● **Exercise description**: Copy the records below exactly, omitting any pictures they contain.

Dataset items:
------------------------------

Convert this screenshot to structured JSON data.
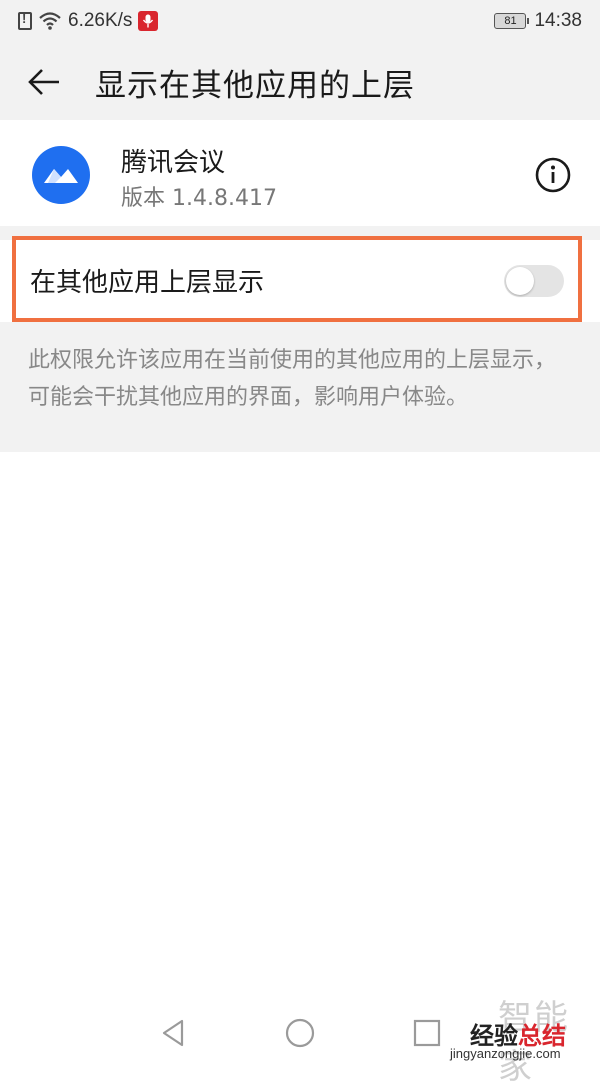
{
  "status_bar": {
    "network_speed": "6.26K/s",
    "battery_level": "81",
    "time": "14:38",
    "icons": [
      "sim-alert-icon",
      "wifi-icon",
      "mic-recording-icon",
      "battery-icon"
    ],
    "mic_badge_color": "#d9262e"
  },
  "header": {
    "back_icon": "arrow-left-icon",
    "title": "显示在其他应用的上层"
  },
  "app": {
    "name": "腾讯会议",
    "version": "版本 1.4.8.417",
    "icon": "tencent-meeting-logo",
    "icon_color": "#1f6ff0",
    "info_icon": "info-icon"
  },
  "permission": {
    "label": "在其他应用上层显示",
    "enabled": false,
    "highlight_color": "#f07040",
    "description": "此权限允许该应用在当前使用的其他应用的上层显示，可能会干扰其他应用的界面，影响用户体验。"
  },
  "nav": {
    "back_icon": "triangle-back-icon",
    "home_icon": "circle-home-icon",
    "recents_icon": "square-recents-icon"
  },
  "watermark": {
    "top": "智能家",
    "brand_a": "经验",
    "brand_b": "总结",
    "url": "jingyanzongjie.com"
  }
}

------------------------------

● **Solution to the problem**:
Convert this screenshot to structured JSON data.
{
  "status_bar": {
    "network_speed": "6.26K/s",
    "battery_level": "81",
    "time": "14:38",
    "icons": [
      "sim-alert-icon",
      "wifi-icon",
      "mic-recording-icon",
      "battery-icon"
    ],
    "mic_badge_color": "#d9262e"
  },
  "header": {
    "back_icon": "arrow-left-icon",
    "title": "显示在其他应用的上层"
  },
  "app": {
    "name": "腾讯会议",
    "version": "版本 1.4.8.417",
    "icon": "tencent-meeting-logo",
    "icon_color": "#1f6ff0",
    "info_icon": "info-icon"
  },
  "permission": {
    "label": "在其他应用上层显示",
    "enabled": false,
    "highlight_color": "#f07040",
    "description": "此权限允许该应用在当前使用的其他应用的上层显示，可能会干扰其他应用的界面，影响用户体验。"
  },
  "nav": {
    "back_icon": "triangle-back-icon",
    "home_icon": "circle-home-icon",
    "recents_icon": "square-recents-icon"
  },
  "watermark": {
    "top": "智能家",
    "brand_a": "经验",
    "brand_b": "总结",
    "url": "jingyanzongjie.com"
  }
}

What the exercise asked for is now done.